> **Direction**:
Transcribe the entries below exactly.

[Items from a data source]
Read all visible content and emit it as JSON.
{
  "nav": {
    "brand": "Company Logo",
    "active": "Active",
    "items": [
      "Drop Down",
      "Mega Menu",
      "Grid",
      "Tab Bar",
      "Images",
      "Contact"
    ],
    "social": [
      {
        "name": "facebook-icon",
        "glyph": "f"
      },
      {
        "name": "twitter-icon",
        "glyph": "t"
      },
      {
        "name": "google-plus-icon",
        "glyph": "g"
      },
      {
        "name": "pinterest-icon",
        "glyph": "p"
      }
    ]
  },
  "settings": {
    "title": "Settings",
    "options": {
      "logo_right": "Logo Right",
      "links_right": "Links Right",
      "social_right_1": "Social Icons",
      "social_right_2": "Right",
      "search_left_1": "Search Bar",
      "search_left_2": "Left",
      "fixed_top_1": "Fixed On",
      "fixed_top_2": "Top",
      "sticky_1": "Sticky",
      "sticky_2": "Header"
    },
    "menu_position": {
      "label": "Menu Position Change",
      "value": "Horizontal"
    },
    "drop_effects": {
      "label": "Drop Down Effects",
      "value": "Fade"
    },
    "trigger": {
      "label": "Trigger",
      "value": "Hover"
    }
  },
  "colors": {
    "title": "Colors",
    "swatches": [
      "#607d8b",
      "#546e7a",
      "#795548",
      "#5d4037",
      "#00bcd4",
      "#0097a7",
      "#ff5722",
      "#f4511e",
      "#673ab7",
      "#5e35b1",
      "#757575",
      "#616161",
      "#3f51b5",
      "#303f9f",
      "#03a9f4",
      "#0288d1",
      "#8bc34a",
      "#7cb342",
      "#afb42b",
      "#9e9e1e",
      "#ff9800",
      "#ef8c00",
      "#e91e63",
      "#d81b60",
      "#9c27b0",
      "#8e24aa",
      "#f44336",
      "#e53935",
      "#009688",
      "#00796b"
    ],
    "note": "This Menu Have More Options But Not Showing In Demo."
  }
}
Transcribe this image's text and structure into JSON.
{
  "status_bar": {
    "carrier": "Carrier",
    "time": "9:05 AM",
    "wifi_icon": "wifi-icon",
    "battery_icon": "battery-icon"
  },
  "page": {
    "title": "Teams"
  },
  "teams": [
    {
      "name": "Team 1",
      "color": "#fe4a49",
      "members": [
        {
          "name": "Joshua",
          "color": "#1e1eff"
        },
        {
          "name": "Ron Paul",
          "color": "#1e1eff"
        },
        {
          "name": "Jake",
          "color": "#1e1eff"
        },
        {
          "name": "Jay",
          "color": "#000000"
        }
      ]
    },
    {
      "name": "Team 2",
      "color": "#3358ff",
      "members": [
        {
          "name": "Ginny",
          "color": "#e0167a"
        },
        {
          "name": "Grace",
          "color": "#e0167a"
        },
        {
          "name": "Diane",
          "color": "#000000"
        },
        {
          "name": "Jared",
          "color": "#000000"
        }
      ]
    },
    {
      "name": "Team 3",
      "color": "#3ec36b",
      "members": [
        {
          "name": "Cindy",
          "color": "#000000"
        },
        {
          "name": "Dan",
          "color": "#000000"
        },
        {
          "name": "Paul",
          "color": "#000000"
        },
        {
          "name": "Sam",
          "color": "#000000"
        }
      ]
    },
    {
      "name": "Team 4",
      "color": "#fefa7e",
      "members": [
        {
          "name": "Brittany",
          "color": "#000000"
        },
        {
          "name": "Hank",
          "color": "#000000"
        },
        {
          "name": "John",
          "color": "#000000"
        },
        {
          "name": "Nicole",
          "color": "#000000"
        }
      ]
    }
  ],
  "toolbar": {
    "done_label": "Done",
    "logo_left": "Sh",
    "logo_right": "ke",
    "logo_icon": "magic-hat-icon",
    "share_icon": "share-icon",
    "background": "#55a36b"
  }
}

> **Answer to the exercise**:
Read all visible content and emit it as JSON.
{
  "nav": {
    "brand": "Company Logo",
    "active": "Active",
    "items": [
      "Drop Down",
      "Mega Menu",
      "Grid",
      "Tab Bar",
      "Images",
      "Contact"
    ],
    "social": [
      {
        "name": "facebook-icon",
        "glyph": "f"
      },
      {
        "name": "twitter-icon",
        "glyph": "t"
      },
      {
        "name": "google-plus-icon",
        "glyph": "g"
      },
      {
        "name": "pinterest-icon",
        "glyph": "p"
      }
    ]
  },
  "settings": {
    "title": "Settings",
    "options": {
      "logo_right": "Logo Right",
      "links_right": "Links Right",
      "social_right_1": "Social Icons",
      "social_right_2": "Right",
      "search_left_1": "Search Bar",
      "search_left_2": "Left",
      "fixed_top_1": "Fixed On",
      "fixed_top_2": "Top",
      "sticky_1": "Sticky",
      "sticky_2": "Header"
    },
    "menu_position": {
      "label": "Menu Position Change",
      "value": "Horizontal"
    },
    "drop_effects": {
      "label": "Drop Down Effects",
      "value": "Fade"
    },
    "trigger": {
      "label": "Trigger",
      "value": "Hover"
    }
  },
  "colors": {
    "title": "Colors",
    "swatches": [
      "#607d8b",
      "#546e7a",
      "#795548",
      "#5d4037",
      "#00bcd4",
      "#0097a7",
      "#ff5722",
      "#f4511e",
      "#673ab7",
      "#5e35b1",
      "#757575",
      "#616161",
      "#3f51b5",
      "#303f9f",
      "#03a9f4",
      "#0288d1",
      "#8bc34a",
      "#7cb342",
      "#afb42b",
      "#9e9e1e",
      "#ff9800",
      "#ef8c00",
      "#e91e63",
      "#d81b60",
      "#9c27b0",
      "#8e24aa",
      "#f44336",
      "#e53935",
      "#009688",
      "#00796b"
    ],
    "note": "This Menu Have More Options But Not Showing In Demo."
  }
}
Transcribe this image's text and structure into JSON.
{
  "status_bar": {
    "carrier": "Carrier",
    "time": "9:05 AM",
    "wifi_icon": "wifi-icon",
    "battery_icon": "battery-icon"
  },
  "page": {
    "title": "Teams"
  },
  "teams": [
    {
      "name": "Team 1",
      "color": "#fe4a49",
      "members": [
        {
          "name": "Joshua",
          "color": "#1e1eff"
        },
        {
          "name": "Ron Paul",
          "color": "#1e1eff"
        },
        {
          "name": "Jake",
          "color": "#1e1eff"
        },
        {
          "name": "Jay",
          "color": "#000000"
        }
      ]
    },
    {
      "name": "Team 2",
      "color": "#3358ff",
      "members": [
        {
          "name": "Ginny",
          "color": "#e0167a"
        },
        {
          "name": "Grace",
          "color": "#e0167a"
        },
        {
          "name": "Diane",
          "color": "#000000"
        },
        {
          "name": "Jared",
          "color": "#000000"
        }
      ]
    },
    {
      "name": "Team 3",
      "color": "#3ec36b",
      "members": [
        {
          "name": "Cindy",
          "color": "#000000"
        },
        {
          "name": "Dan",
          "color": "#000000"
        },
        {
          "name": "Paul",
          "color": "#000000"
        },
        {
          "name": "Sam",
          "color": "#000000"
        }
      ]
    },
    {
      "name": "Team 4",
      "color": "#fefa7e",
      "members": [
        {
          "name": "Brittany",
          "color": "#000000"
        },
        {
          "name": "Hank",
          "color": "#000000"
        },
        {
          "name": "John",
          "color": "#000000"
        },
        {
          "name": "Nicole",
          "color": "#000000"
        }
      ]
    }
  ],
  "toolbar": {
    "done_label": "Done",
    "logo_left": "Sh",
    "logo_right": "ke",
    "logo_icon": "magic-hat-icon",
    "share_icon": "share-icon",
    "background": "#55a36b"
  }
}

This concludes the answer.